Pull every line from the records below and copy each one word for word, leaving out the pictures.

(Labeled box records)
↓

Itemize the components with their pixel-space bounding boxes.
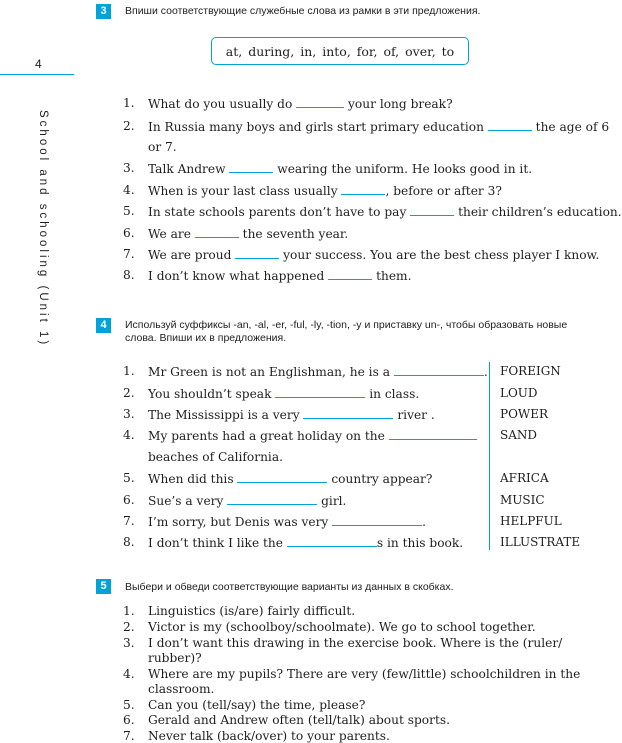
item-text: I’m sorry, but Denis was very . <box>148 515 427 529</box>
keyword: FOREIGN <box>500 364 561 378</box>
answer-blank[interactable] <box>303 407 393 419</box>
item-number: 4. <box>123 428 135 442</box>
item-text: The Mississippi is a very river . <box>148 408 435 422</box>
item-text: Linguistics (is/are) fairly difficult. <box>148 604 356 618</box>
answer-blank[interactable] <box>195 226 239 238</box>
page-number: 4 <box>35 57 42 71</box>
keyword: ILLUSTRATE <box>500 535 581 549</box>
item-text: Mr Green is not an Englishman, he is a . <box>148 365 488 379</box>
item-text: classroom. <box>148 682 215 696</box>
item-number: 7. <box>123 729 135 743</box>
item-number: 1. <box>123 604 135 618</box>
keyword: POWER <box>500 407 549 421</box>
item-number: 3. <box>123 161 135 175</box>
answer-blank[interactable] <box>389 428 477 440</box>
item-text: Talk Andrew wearing the uniform. He looks good in it. <box>148 162 533 176</box>
unit-title-vertical: School and schooling (Unit 1) <box>37 110 49 348</box>
answer-blank[interactable] <box>394 364 484 376</box>
item-text: beaches of California. <box>148 450 283 464</box>
item-text: Never talk (back/over) to your parents. <box>148 729 390 743</box>
item-text: We are proud your success. You are the best chess player I know. <box>148 248 600 262</box>
item-text: In Russia many boys and girls start primary education the age of 6 <box>148 120 610 134</box>
answer-blank[interactable] <box>227 493 317 505</box>
item-number: 6. <box>123 713 135 727</box>
keyword: HELPFUL <box>500 514 562 528</box>
answer-blank[interactable] <box>235 247 279 259</box>
answer-blank[interactable] <box>237 471 327 483</box>
item-number: 5. <box>123 204 135 218</box>
answer-blank[interactable] <box>332 514 422 526</box>
exercise-5-instruction: Выбери и обведи соответствующие варианты из данных в скобках. <box>125 581 454 593</box>
answer-blank[interactable] <box>410 204 454 216</box>
item-number: 7. <box>123 514 135 528</box>
item-number: 2. <box>123 620 135 634</box>
item-text: When did this country appear? <box>148 472 433 486</box>
item-number: 1. <box>123 364 135 378</box>
item-text: We are the seventh year. <box>148 227 349 241</box>
item-text: I don’t know what happened them. <box>148 269 412 283</box>
item-text: You shouldn’t speak in class. <box>148 387 420 401</box>
answer-blank[interactable] <box>275 386 365 398</box>
item-text: In state schools parents don’t have to pay their children’s education. <box>148 205 622 219</box>
item-number: 8. <box>123 535 135 549</box>
item-text: I don’t think I like the s in this book. <box>148 536 464 550</box>
item-number: 5. <box>123 471 135 485</box>
answer-blank[interactable] <box>341 183 385 195</box>
item-text: My parents had a great holiday on the <box>148 428 477 443</box>
exercise-3-badge: 3 <box>96 4 111 19</box>
answer-blank[interactable] <box>488 119 532 131</box>
answer-blank[interactable] <box>287 535 377 547</box>
margin-rule <box>0 74 74 75</box>
keyword: SAND <box>500 428 538 442</box>
item-text: rubber)? <box>148 651 202 665</box>
answer-blank[interactable] <box>328 268 372 280</box>
item-text: Sue’s a very girl. <box>148 494 347 508</box>
item-number: 6. <box>123 226 135 240</box>
exercise-4-instruction: Используй суффиксы -an, -al, -er, -ful, -ly, -tion, -y и приставку un-, чтобы образовать новые слова. Впиши их в предложения. <box>125 319 568 344</box>
item-number: 3. <box>123 407 135 421</box>
keyword: LOUD <box>500 386 538 400</box>
keyword-divider <box>489 362 490 550</box>
exercise-3-instruction: Впиши соответствующие служебные слова из рамки в эти предложения. <box>125 5 481 17</box>
exercise-5-badge: 5 <box>96 579 111 594</box>
word-box: at, during, in, into, for, of, over, to <box>211 37 469 65</box>
item-number: 3. <box>123 636 135 650</box>
exercise-4-badge: 4 <box>96 318 111 333</box>
item-text: Where are my pupils? There are very (few/little) schoolchildren in the <box>148 667 581 681</box>
keyword: MUSIC <box>500 493 545 507</box>
answer-blank[interactable] <box>296 96 344 108</box>
item-text: Can you (tell/say) the time, please? <box>148 698 366 712</box>
item-number: 8. <box>123 268 135 282</box>
answer-blank[interactable] <box>229 161 273 173</box>
item-number: 7. <box>123 247 135 261</box>
item-number: 1. <box>123 96 135 110</box>
item-text: or 7. <box>148 140 177 154</box>
item-text: I don’t want this drawing in the exercise book. Where is the (ruler/ <box>148 636 563 650</box>
item-number: 2. <box>123 386 135 400</box>
item-number: 4. <box>123 183 135 197</box>
item-number: 6. <box>123 493 135 507</box>
item-number: 5. <box>123 698 135 712</box>
item-number: 4. <box>123 667 135 681</box>
item-text: When is your last class usually , before or after 3? <box>148 184 502 198</box>
keyword: AFRICA <box>500 471 549 485</box>
item-number: 2. <box>123 119 135 133</box>
item-text: Victor is my (schoolboy/schoolmate). We go to school together. <box>148 620 536 634</box>
item-text: Gerald and Andrew often (tell/talk) about sports. <box>148 713 450 727</box>
item-text: What do you usually do your long break? <box>148 97 453 111</box>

↑

THE ANSWER:
Itemize the components with their pixel-space bounding boxes.
item-text: I’m sorry, but Denis was very . <box>148 515 427 529</box>
keyword: FOREIGN <box>500 364 561 378</box>
answer-blank[interactable] <box>303 407 393 419</box>
item-number: 4. <box>123 428 135 442</box>
item-text: The Mississippi is a very river . <box>148 408 435 422</box>
item-text: Linguistics (is/are) fairly difficult. <box>148 604 356 618</box>
answer-blank[interactable] <box>195 226 239 238</box>
page-number: 4 <box>35 57 42 71</box>
keyword: ILLUSTRATE <box>500 535 581 549</box>
item-text: Mr Green is not an Englishman, he is a . <box>148 365 488 379</box>
item-text: classroom. <box>148 682 215 696</box>
item-number: 7. <box>123 729 135 743</box>
item-number: 1. <box>123 604 135 618</box>
keyword: POWER <box>500 407 549 421</box>
item-number: 3. <box>123 161 135 175</box>
answer-blank[interactable] <box>389 428 477 440</box>
item-text: Talk Andrew wearing the uniform. He looks good in it. <box>148 162 533 176</box>
unit-title-vertical: School and schooling (Unit 1) <box>37 110 49 348</box>
answer-blank[interactable] <box>394 364 484 376</box>
item-text: beaches of California. <box>148 450 283 464</box>
item-text: Never talk (back/over) to your parents. <box>148 729 390 743</box>
item-text: We are proud your success. You are the best chess player I know. <box>148 248 600 262</box>
item-text: In Russia many boys and girls start primary education the age of 6 <box>148 120 610 134</box>
answer-blank[interactable] <box>227 493 317 505</box>
item-number: 6. <box>123 713 135 727</box>
keyword: HELPFUL <box>500 514 562 528</box>
answer-blank[interactable] <box>235 247 279 259</box>
answer-blank[interactable] <box>237 471 327 483</box>
item-number: 5. <box>123 204 135 218</box>
answer-blank[interactable] <box>332 514 422 526</box>
exercise-5-instruction: Выбери и обведи соответствующие варианты из данных в скобках. <box>125 581 454 593</box>
answer-blank[interactable] <box>410 204 454 216</box>
item-number: 7. <box>123 514 135 528</box>
item-number: 2. <box>123 620 135 634</box>
item-text: When did this country appear? <box>148 472 433 486</box>
item-number: 1. <box>123 364 135 378</box>
item-text: We are the seventh year. <box>148 227 349 241</box>
item-text: I don’t know what happened them. <box>148 269 412 283</box>
item-text: You shouldn’t speak in class. <box>148 387 420 401</box>
answer-blank[interactable] <box>275 386 365 398</box>
item-text: In state schools parents don’t have to pay their children’s education. <box>148 205 622 219</box>
item-number: 8. <box>123 535 135 549</box>
item-text: I don’t think I like the s in this book. <box>148 536 464 550</box>
item-number: 5. <box>123 471 135 485</box>
answer-blank[interactable] <box>341 183 385 195</box>
item-text: My parents had a great holiday on the <box>148 428 477 443</box>
exercise-3-badge: 3 <box>96 4 111 19</box>
answer-blank[interactable] <box>488 119 532 131</box>
answer-blank[interactable] <box>287 535 377 547</box>
margin-rule <box>0 74 74 75</box>
keyword: SAND <box>500 428 538 442</box>
item-text: rubber)? <box>148 651 202 665</box>
answer-blank[interactable] <box>328 268 372 280</box>
item-text: Sue’s a very girl. <box>148 494 347 508</box>
item-number: 6. <box>123 226 135 240</box>
exercise-4-instruction: Используй суффиксы -an, -al, -er, -ful, -ly, -tion, -y и приставку un-, чтобы образовать новые слова. Впиши их в предложения. <box>125 319 568 344</box>
item-number: 3. <box>123 407 135 421</box>
keyword: LOUD <box>500 386 538 400</box>
keyword-divider <box>489 362 490 550</box>
exercise-3-instruction: Впиши соответствующие служебные слова из рамки в эти предложения. <box>125 5 481 17</box>
exercise-5-badge: 5 <box>96 579 111 594</box>
word-box: at, during, in, into, for, of, over, to <box>211 37 469 65</box>
item-number: 3. <box>123 636 135 650</box>
exercise-4-badge: 4 <box>96 318 111 333</box>
item-text: Where are my pupils? There are very (few/little) schoolchildren in the <box>148 667 581 681</box>
keyword: MUSIC <box>500 493 545 507</box>
answer-blank[interactable] <box>296 96 344 108</box>
item-text: Can you (tell/say) the time, please? <box>148 698 366 712</box>
item-number: 8. <box>123 268 135 282</box>
answer-blank[interactable] <box>229 161 273 173</box>
item-number: 7. <box>123 247 135 261</box>
item-number: 1. <box>123 96 135 110</box>
item-text: or 7. <box>148 140 177 154</box>
item-text: I don’t want this drawing in the exercise book. Where is the (ruler/ <box>148 636 563 650</box>
item-number: 2. <box>123 386 135 400</box>
item-number: 4. <box>123 183 135 197</box>
item-number: 6. <box>123 493 135 507</box>
item-number: 5. <box>123 698 135 712</box>
item-number: 4. <box>123 667 135 681</box>
item-text: When is your last class usually , before or after 3? <box>148 184 502 198</box>
keyword: AFRICA <box>500 471 549 485</box>
item-number: 2. <box>123 119 135 133</box>
item-text: Victor is my (schoolboy/schoolmate). We go to school together. <box>148 620 536 634</box>
item-text: Gerald and Andrew often (tell/talk) about sports. <box>148 713 450 727</box>
item-text: What do you usually do your long break? <box>148 97 453 111</box>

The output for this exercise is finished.